■ **ENTRIES PROVIDED**:

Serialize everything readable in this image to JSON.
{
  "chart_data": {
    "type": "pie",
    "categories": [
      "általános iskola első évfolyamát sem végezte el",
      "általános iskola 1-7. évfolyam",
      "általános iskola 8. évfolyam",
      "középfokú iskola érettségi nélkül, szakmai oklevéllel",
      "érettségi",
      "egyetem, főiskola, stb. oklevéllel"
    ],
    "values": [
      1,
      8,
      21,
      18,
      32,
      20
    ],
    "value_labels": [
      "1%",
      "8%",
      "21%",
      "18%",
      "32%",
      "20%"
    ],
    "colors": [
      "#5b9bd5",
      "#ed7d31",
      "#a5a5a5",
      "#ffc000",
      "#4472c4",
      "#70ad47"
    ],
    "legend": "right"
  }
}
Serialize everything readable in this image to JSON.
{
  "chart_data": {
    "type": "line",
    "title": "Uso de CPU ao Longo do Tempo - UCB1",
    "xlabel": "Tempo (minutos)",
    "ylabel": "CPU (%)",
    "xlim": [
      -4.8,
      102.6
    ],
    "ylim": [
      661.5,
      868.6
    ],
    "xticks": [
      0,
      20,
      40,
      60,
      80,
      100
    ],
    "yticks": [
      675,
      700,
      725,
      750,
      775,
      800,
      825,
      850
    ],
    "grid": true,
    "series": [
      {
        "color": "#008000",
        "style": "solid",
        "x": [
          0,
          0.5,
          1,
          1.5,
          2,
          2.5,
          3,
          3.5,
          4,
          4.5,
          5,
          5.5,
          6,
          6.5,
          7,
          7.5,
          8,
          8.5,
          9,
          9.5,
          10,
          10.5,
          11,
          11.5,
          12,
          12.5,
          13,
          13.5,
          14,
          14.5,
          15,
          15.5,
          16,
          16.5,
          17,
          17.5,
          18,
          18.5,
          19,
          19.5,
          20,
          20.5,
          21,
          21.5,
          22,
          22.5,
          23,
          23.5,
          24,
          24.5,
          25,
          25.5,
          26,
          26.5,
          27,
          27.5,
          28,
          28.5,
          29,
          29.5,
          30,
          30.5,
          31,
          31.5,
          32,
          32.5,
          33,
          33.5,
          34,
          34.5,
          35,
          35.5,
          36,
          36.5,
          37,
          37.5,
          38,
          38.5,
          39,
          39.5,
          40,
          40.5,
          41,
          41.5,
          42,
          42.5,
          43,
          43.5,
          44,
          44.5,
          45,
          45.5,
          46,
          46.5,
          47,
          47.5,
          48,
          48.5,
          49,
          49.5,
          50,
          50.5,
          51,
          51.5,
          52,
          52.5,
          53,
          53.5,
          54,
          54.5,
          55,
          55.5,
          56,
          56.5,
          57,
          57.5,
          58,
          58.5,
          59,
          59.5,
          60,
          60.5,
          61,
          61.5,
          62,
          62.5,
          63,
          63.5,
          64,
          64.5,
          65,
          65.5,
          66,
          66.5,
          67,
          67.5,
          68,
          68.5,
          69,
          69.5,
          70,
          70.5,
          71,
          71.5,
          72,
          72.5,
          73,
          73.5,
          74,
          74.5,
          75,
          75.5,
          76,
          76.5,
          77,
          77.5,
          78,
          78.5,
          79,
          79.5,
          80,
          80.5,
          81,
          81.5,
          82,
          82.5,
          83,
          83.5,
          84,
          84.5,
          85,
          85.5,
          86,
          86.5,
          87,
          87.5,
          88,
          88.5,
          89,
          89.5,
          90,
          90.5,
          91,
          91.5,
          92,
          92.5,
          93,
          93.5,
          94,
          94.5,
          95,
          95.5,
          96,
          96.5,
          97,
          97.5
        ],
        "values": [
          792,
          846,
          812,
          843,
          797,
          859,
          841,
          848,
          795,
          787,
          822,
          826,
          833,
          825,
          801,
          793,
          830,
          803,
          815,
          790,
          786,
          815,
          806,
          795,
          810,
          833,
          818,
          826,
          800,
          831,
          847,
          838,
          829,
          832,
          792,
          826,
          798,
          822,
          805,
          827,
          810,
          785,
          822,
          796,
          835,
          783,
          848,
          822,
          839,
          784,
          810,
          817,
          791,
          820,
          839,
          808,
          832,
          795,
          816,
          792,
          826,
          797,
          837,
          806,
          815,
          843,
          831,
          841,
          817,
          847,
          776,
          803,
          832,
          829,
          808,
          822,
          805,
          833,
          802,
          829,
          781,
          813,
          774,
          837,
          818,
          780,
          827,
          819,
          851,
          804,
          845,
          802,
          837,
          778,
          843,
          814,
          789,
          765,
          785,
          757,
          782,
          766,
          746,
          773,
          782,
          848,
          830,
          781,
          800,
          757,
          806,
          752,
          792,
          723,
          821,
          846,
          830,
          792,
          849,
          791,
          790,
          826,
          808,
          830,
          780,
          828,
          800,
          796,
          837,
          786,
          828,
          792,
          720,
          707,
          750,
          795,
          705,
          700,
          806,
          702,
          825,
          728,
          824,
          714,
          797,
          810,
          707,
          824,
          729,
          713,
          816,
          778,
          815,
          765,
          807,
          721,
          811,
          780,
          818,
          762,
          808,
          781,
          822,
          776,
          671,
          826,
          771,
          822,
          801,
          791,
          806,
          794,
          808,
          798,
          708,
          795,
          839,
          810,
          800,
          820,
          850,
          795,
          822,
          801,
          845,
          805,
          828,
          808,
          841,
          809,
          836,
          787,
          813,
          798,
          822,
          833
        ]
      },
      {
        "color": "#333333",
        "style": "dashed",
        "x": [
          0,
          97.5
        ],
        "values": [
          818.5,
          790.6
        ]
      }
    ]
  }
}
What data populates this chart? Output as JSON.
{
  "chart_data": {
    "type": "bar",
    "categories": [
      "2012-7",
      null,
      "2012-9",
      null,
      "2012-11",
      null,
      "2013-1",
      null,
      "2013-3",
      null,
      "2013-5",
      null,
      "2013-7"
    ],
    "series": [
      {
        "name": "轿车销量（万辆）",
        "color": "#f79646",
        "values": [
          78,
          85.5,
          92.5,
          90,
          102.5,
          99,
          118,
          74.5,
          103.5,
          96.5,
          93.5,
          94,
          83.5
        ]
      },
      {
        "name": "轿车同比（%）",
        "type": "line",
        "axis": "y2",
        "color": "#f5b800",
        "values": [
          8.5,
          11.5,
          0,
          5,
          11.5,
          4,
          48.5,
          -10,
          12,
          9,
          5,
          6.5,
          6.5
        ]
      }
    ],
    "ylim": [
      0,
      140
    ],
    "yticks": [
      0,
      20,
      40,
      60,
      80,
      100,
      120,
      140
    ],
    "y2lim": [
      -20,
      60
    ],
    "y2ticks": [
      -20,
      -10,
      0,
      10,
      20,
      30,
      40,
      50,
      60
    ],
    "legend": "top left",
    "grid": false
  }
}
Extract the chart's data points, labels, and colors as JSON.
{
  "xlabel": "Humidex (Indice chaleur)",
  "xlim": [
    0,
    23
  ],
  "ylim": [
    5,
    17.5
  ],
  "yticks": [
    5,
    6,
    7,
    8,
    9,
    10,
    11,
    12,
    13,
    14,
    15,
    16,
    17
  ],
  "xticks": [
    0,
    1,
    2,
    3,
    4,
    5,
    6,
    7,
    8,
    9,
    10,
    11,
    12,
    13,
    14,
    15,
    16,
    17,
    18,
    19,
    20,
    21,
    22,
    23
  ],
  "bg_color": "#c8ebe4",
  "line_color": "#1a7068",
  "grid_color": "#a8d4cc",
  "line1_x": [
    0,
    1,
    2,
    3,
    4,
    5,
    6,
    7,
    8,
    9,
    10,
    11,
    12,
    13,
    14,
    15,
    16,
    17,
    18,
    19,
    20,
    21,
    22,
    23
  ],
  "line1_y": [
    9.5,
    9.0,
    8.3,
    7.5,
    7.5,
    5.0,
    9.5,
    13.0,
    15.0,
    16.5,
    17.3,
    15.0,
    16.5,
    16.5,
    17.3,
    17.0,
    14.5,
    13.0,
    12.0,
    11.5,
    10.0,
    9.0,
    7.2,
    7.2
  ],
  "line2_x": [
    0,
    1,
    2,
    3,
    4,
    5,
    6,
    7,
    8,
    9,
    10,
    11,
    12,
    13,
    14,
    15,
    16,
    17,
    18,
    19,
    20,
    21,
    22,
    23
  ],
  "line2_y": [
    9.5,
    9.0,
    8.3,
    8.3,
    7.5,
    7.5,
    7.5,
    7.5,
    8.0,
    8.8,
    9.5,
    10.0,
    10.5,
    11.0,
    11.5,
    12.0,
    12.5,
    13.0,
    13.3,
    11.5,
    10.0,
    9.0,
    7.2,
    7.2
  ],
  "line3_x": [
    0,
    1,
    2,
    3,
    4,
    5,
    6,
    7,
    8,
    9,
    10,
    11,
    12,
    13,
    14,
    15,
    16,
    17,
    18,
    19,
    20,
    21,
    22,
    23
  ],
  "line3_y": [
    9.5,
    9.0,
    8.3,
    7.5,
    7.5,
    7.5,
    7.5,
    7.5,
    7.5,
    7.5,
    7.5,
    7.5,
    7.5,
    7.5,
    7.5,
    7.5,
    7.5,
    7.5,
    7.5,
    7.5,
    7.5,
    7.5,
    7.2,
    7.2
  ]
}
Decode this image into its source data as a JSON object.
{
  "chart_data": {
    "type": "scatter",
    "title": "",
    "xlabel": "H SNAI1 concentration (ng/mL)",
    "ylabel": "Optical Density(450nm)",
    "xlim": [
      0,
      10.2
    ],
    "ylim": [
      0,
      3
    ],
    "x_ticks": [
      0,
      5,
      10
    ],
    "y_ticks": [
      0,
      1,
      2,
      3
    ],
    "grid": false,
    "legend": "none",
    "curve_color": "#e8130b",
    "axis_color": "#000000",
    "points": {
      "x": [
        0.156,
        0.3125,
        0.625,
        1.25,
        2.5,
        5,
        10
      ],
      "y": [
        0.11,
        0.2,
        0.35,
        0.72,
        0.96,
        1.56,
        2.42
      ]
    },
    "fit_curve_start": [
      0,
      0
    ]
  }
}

■ **TASK**: From the records above, pull out each line that has "colors".

■ **RESPONSE**:
    "colors": [
Extract the chart's data points, labels, and colors as JSON.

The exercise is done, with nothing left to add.